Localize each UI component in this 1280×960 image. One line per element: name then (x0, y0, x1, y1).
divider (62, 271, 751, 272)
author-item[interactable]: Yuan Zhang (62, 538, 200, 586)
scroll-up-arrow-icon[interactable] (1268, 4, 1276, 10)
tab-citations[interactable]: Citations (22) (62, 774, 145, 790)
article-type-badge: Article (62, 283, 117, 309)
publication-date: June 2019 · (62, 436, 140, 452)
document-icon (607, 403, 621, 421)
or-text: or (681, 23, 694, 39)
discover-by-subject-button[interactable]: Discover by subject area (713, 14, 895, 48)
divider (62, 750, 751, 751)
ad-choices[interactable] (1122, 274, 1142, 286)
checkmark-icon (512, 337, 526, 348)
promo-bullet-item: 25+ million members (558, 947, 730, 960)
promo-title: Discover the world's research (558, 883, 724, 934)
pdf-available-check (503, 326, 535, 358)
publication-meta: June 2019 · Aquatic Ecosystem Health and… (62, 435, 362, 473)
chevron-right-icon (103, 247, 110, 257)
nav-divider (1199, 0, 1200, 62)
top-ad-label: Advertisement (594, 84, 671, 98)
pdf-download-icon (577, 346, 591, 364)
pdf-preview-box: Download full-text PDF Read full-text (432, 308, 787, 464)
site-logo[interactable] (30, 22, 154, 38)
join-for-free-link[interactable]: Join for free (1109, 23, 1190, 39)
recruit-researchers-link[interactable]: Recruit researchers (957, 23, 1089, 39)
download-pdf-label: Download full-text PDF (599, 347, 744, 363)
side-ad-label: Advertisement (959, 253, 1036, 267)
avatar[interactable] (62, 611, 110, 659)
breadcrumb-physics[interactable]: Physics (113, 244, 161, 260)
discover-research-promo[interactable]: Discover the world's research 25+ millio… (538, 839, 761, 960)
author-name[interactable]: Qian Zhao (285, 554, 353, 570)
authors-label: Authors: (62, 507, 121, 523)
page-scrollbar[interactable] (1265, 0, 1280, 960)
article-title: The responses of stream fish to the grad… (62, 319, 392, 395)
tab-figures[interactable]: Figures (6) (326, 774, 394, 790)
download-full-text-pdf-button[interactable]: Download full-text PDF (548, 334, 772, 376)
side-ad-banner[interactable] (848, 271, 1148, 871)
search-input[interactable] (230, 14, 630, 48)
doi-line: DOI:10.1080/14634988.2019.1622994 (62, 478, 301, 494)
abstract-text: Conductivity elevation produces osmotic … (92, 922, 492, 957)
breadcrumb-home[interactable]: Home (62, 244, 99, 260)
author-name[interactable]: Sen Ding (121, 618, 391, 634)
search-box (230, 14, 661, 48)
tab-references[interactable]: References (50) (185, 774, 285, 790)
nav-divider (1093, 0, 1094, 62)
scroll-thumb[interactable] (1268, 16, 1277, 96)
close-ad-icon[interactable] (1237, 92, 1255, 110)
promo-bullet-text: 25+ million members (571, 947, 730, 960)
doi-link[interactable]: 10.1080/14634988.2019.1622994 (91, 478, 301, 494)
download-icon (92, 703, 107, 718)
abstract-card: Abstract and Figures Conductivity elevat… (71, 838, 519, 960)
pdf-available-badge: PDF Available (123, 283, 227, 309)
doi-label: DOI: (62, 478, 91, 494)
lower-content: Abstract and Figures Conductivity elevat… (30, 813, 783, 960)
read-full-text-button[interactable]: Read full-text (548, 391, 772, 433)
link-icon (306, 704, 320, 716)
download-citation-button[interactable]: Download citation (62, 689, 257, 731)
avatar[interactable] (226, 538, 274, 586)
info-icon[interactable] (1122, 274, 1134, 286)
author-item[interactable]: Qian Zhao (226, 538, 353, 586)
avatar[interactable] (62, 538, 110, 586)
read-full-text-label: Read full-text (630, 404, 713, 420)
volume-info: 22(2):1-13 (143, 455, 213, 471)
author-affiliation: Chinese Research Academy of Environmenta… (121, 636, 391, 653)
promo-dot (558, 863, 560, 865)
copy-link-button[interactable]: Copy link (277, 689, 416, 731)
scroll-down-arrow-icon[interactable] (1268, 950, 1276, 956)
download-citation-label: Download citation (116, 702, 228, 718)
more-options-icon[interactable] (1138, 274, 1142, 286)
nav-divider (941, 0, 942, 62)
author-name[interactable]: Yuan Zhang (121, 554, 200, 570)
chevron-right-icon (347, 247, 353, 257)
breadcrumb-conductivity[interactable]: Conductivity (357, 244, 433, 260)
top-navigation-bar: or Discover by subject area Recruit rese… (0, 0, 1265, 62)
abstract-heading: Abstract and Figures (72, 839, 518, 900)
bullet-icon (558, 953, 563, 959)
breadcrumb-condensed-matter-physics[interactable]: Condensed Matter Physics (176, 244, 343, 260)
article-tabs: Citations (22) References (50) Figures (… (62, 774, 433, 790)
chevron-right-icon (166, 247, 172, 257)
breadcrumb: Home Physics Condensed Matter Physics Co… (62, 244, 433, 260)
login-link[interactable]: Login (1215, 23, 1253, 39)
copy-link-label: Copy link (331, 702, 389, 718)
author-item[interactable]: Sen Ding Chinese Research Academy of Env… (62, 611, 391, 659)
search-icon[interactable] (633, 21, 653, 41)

___

**To do**
Output every line of the listing above as a numbered list, leaving out any blank lines.

**Written answer**
1. Localize each UI component in this 1280×960 image. One line per element: name then (x0, y0, x1, y1).
2. divider (62, 271, 751, 272)
3. author-item[interactable]: Yuan Zhang (62, 538, 200, 586)
4. scroll-up-arrow-icon[interactable] (1268, 4, 1276, 10)
5. tab-citations[interactable]: Citations (22) (62, 774, 145, 790)
6. article-type-badge: Article (62, 283, 117, 309)
7. publication-date: June 2019 · (62, 436, 140, 452)
8. document-icon (607, 403, 621, 421)
9. or-text: or (681, 23, 694, 39)
10. discover-by-subject-button[interactable]: Discover by subject area (713, 14, 895, 48)
11. divider (62, 750, 751, 751)
12. ad-choices[interactable] (1122, 274, 1142, 286)
13. checkmark-icon (512, 337, 526, 348)
14. promo-bullet-item: 25+ million members (558, 947, 730, 960)
15. promo-title: Discover the world's research (558, 883, 724, 934)
16. pdf-available-check (503, 326, 535, 358)
17. publication-meta: June 2019 · Aquatic Ecosystem Health and… (62, 435, 362, 473)
18. chevron-right-icon (103, 247, 110, 257)
19. nav-divider (1199, 0, 1200, 62)
20. top-ad-label: Advertisement (594, 84, 671, 98)
21. pdf-download-icon (577, 346, 591, 364)
22. pdf-preview-box: Download full-text PDF Read full-text (432, 308, 787, 464)
23. site-logo[interactable] (30, 22, 154, 38)
24. join-for-free-link[interactable]: Join for free (1109, 23, 1190, 39)
25. recruit-researchers-link[interactable]: Recruit researchers (957, 23, 1089, 39)
26. download-pdf-label: Download full-text PDF (599, 347, 744, 363)
27. side-ad-label: Advertisement (959, 253, 1036, 267)
28. avatar[interactable] (62, 611, 110, 659)
29. breadcrumb-physics[interactable]: Physics (113, 244, 161, 260)
30. discover-research-promo[interactable]: Discover the world's research 25+ millio… (538, 839, 761, 960)
31. author-name[interactable]: Qian Zhao (285, 554, 353, 570)
32. authors-label: Authors: (62, 507, 121, 523)
33. page-scrollbar[interactable] (1265, 0, 1280, 960)
34. article-title: The responses of stream fish to the grad… (62, 319, 392, 395)
35. tab-figures[interactable]: Figures (6) (326, 774, 394, 790)
36. download-full-text-pdf-button[interactable]: Download full-text PDF (548, 334, 772, 376)
37. side-ad-banner[interactable] (848, 271, 1148, 871)
38. search-input[interactable] (230, 14, 630, 48)
39. doi-line: DOI:10.1080/14634988.2019.1622994 (62, 478, 301, 494)
40. abstract-text: Conductivity elevation produces osmotic … (92, 922, 492, 957)
41. breadcrumb-home[interactable]: Home (62, 244, 99, 260)
42. author-name[interactable]: Sen Ding (121, 618, 391, 634)
43. search-box (230, 14, 661, 48)
44. tab-references[interactable]: References (50) (185, 774, 285, 790)
45. nav-divider (1093, 0, 1094, 62)
46. scroll-thumb[interactable] (1268, 16, 1277, 96)
47. close-ad-icon[interactable] (1237, 92, 1255, 110)
48. promo-bullet-text: 25+ million members (571, 947, 730, 960)
49. doi-link[interactable]: 10.1080/14634988.2019.1622994 (91, 478, 301, 494)
50. download-icon (92, 703, 107, 718)
51. abstract-card: Abstract and Figures Conductivity elevat… (71, 838, 519, 960)
52. pdf-available-badge: PDF Available (123, 283, 227, 309)
53. doi-label: DOI: (62, 478, 91, 494)
54. lower-content: Abstract and Figures Conductivity elevat… (30, 813, 783, 960)
55. read-full-text-button[interactable]: Read full-text (548, 391, 772, 433)
56. link-icon (306, 704, 320, 716)
57. download-citation-button[interactable]: Download citation (62, 689, 257, 731)
58. avatar[interactable] (226, 538, 274, 586)
59. info-icon[interactable] (1122, 274, 1134, 286)
60. author-item[interactable]: Qian Zhao (226, 538, 353, 586)
61. avatar[interactable] (62, 538, 110, 586)
62. read-full-text-label: Read full-text (630, 404, 713, 420)
63. volume-info: 22(2):1-13 (143, 455, 213, 471)
64. author-affiliation: Chinese Research Academy of Environmenta… (121, 636, 391, 653)
65. promo-dot (558, 863, 560, 865)
66. copy-link-button[interactable]: Copy link (277, 689, 416, 731)
67. scroll-down-arrow-icon[interactable] (1268, 950, 1276, 956)
68. download-citation-label: Download citation (116, 702, 228, 718)
69. more-options-icon[interactable] (1138, 274, 1142, 286)
70. nav-divider (941, 0, 942, 62)
71. author-name[interactable]: Yuan Zhang (121, 554, 200, 570)
72. chevron-right-icon (347, 247, 353, 257)
73. breadcrumb-conductivity[interactable]: Conductivity (357, 244, 433, 260)
74. top-navigation-bar: or Discover by subject area Recruit rese… (0, 0, 1265, 62)
75. abstract-heading: Abstract and Figures (72, 839, 518, 900)
76. bullet-icon (558, 953, 563, 959)
77. breadcrumb-condensed-matter-physics[interactable]: Condensed Matter Physics (176, 244, 343, 260)
78. article-tabs: Citations (22) References (50) Figures (… (62, 774, 433, 790)
79. chevron-right-icon (166, 247, 172, 257)
80. breadcrumb: Home Physics Condensed Matter Physics Co… (62, 244, 433, 260)
81. login-link[interactable]: Login (1215, 23, 1253, 39)
82. copy-link-label: Copy link (331, 702, 389, 718)
83. author-item[interactable]: Sen Ding Chinese Research Academy of Env… (62, 611, 391, 659)
84. search-icon[interactable] (633, 21, 653, 41)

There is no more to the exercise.